### Given entries
● ● ● ●

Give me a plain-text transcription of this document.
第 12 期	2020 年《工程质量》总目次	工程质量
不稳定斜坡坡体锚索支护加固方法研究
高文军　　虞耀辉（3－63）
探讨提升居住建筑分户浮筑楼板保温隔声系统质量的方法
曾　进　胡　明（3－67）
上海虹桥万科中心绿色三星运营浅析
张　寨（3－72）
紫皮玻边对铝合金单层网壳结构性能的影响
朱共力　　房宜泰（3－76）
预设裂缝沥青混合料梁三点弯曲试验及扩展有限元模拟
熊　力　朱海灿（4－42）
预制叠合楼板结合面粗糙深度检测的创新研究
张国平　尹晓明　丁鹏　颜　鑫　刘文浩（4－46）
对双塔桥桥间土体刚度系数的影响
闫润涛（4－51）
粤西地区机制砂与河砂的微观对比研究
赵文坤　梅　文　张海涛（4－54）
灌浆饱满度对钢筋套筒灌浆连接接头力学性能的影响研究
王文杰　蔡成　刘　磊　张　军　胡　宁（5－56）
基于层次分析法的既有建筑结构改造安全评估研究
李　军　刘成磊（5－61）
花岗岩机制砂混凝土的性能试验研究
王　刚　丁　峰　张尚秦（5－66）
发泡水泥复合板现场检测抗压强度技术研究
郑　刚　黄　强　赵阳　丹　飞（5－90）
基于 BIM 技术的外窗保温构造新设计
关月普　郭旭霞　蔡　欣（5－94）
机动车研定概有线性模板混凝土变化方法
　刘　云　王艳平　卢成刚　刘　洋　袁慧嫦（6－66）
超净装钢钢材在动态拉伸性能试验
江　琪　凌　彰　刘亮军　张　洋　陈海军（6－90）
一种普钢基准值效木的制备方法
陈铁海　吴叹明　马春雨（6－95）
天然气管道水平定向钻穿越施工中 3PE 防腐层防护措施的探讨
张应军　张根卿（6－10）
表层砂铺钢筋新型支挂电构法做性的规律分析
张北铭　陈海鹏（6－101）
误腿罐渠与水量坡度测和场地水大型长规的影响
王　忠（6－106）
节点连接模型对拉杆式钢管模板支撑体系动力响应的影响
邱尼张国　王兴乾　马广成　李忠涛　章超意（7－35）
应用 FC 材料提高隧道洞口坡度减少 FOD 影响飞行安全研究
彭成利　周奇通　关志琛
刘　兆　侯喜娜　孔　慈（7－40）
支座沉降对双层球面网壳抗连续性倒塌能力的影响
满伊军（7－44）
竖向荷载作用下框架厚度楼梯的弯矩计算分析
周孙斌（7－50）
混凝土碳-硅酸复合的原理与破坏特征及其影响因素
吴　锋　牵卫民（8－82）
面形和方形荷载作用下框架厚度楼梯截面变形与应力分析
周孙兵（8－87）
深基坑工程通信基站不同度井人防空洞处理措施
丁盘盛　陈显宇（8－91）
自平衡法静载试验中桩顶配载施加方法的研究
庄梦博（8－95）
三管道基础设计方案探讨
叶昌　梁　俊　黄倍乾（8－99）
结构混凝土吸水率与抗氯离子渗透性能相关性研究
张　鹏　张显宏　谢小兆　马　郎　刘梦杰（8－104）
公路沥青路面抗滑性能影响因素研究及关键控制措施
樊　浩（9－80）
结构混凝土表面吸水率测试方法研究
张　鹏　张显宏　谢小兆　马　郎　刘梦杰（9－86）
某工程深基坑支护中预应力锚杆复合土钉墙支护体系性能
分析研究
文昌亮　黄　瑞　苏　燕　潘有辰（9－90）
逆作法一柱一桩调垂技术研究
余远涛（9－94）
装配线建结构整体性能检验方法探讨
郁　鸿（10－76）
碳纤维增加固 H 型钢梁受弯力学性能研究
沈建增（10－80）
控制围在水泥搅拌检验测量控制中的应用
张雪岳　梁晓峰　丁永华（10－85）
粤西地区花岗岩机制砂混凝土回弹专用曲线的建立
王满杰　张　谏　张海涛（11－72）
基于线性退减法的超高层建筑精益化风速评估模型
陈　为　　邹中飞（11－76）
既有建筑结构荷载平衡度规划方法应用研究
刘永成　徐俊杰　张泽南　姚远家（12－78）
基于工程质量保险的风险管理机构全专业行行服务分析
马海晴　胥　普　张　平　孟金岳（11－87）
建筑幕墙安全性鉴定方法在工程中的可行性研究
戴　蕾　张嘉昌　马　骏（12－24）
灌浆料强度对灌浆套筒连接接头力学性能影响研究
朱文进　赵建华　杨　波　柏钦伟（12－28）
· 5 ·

● ● ● ●

### Exercise requirements
Transcribe all entries exactly as they are given.

### Solution to the exercise
Give me a plain-text transcription of this document.
第 12 期	2020 年《工程质量》总目次	工程质量
不稳定斜坡坡体锚索支护加固方法研究
高文军　　虞耀辉（3－63）
探讨提升居住建筑分户浮筑楼板保温隔声系统质量的方法
曾　进　胡　明（3－67）
上海虹桥万科中心绿色三星运营浅析
张　寨（3－72）
紫皮玻边对铝合金单层网壳结构性能的影响
朱共力　　房宜泰（3－76）
预设裂缝沥青混合料梁三点弯曲试验及扩展有限元模拟
熊　力　朱海灿（4－42）
预制叠合楼板结合面粗糙深度检测的创新研究
张国平　尹晓明　丁鹏　颜　鑫　刘文浩（4－46）
对双塔桥桥间土体刚度系数的影响
闫润涛（4－51）
粤西地区机制砂与河砂的微观对比研究
赵文坤　梅　文　张海涛（4－54）
灌浆饱满度对钢筋套筒灌浆连接接头力学性能的影响研究
王文杰　蔡成　刘　磊　张　军　胡　宁（5－56）
基于层次分析法的既有建筑结构改造安全评估研究
李　军　刘成磊（5－61）
花岗岩机制砂混凝土的性能试验研究
王　刚　丁　峰　张尚秦（5－66）
发泡水泥复合板现场检测抗压强度技术研究
郑　刚　黄　强　赵阳　丹　飞（5－90）
基于 BIM 技术的外窗保温构造新设计
关月普　郭旭霞　蔡　欣（5－94）
机动车研定概有线性模板混凝土变化方法
　刘　云　王艳平　卢成刚　刘　洋　袁慧嫦（6－66）
超净装钢钢材在动态拉伸性能试验
江　琪　凌　彰　刘亮军　张　洋　陈海军（6－90）
一种普钢基准值效木的制备方法
陈铁海　吴叹明　马春雨（6－95）
天然气管道水平定向钻穿越施工中 3PE 防腐层防护措施的探讨
张应军　张根卿（6－10）
表层砂铺钢筋新型支挂电构法做性的规律分析
张北铭　陈海鹏（6－101）
误腿罐渠与水量坡度测和场地水大型长规的影响
王　忠（6－106）
节点连接模型对拉杆式钢管模板支撑体系动力响应的影响
邱尼张国　王兴乾　马广成　李忠涛　章超意（7－35）
应用 FC 材料提高隧道洞口坡度减少 FOD 影响飞行安全研究
彭成利　周奇通　关志琛
刘　兆　侯喜娜　孔　慈（7－40）
支座沉降对双层球面网壳抗连续性倒塌能力的影响
满伊军（7－44）
竖向荷载作用下框架厚度楼梯的弯矩计算分析
周孙斌（7－50）
混凝土碳-硅酸复合的原理与破坏特征及其影响因素
吴　锋　牵卫民（8－82）
面形和方形荷载作用下框架厚度楼梯截面变形与应力分析
周孙兵（8－87）
深基坑工程通信基站不同度井人防空洞处理措施
丁盘盛　陈显宇（8－91）
自平衡法静载试验中桩顶配载施加方法的研究
庄梦博（8－95）
三管道基础设计方案探讨
叶昌　梁　俊　黄倍乾（8－99）
结构混凝土吸水率与抗氯离子渗透性能相关性研究
张　鹏　张显宏　谢小兆　马　郎　刘梦杰（8－104）
公路沥青路面抗滑性能影响因素研究及关键控制措施
樊　浩（9－80）
结构混凝土表面吸水率测试方法研究
张　鹏　张显宏　谢小兆　马　郎　刘梦杰（9－86）
某工程深基坑支护中预应力锚杆复合土钉墙支护体系性能
分析研究
文昌亮　黄　瑞　苏　燕　潘有辰（9－90）
逆作法一柱一桩调垂技术研究
余远涛（9－94）
装配线建结构整体性能检验方法探讨
郁　鸿（10－76）
碳纤维增加固 H 型钢梁受弯力学性能研究
沈建增（10－80）
控制围在水泥搅拌检验测量控制中的应用
张雪岳　梁晓峰　丁永华（10－85）
粤西地区花岗岩机制砂混凝土回弹专用曲线的建立
王满杰　张　谏　张海涛（11－72）
基于线性退减法的超高层建筑精益化风速评估模型
陈　为　　邹中飞（11－76）
既有建筑结构荷载平衡度规划方法应用研究
刘永成　徐俊杰　张泽南　姚远家（12－78）
基于工程质量保险的风险管理机构全专业行行服务分析
马海晴　胥　普　张　平　孟金岳（11－87）
建筑幕墙安全性鉴定方法在工程中的可行性研究
戴　蕾　张嘉昌　马　骏（12－24）
灌浆料强度对灌浆套筒连接接头力学性能影响研究
朱文进　赵建华　杨　波　柏钦伟（12－28）
· 5 ·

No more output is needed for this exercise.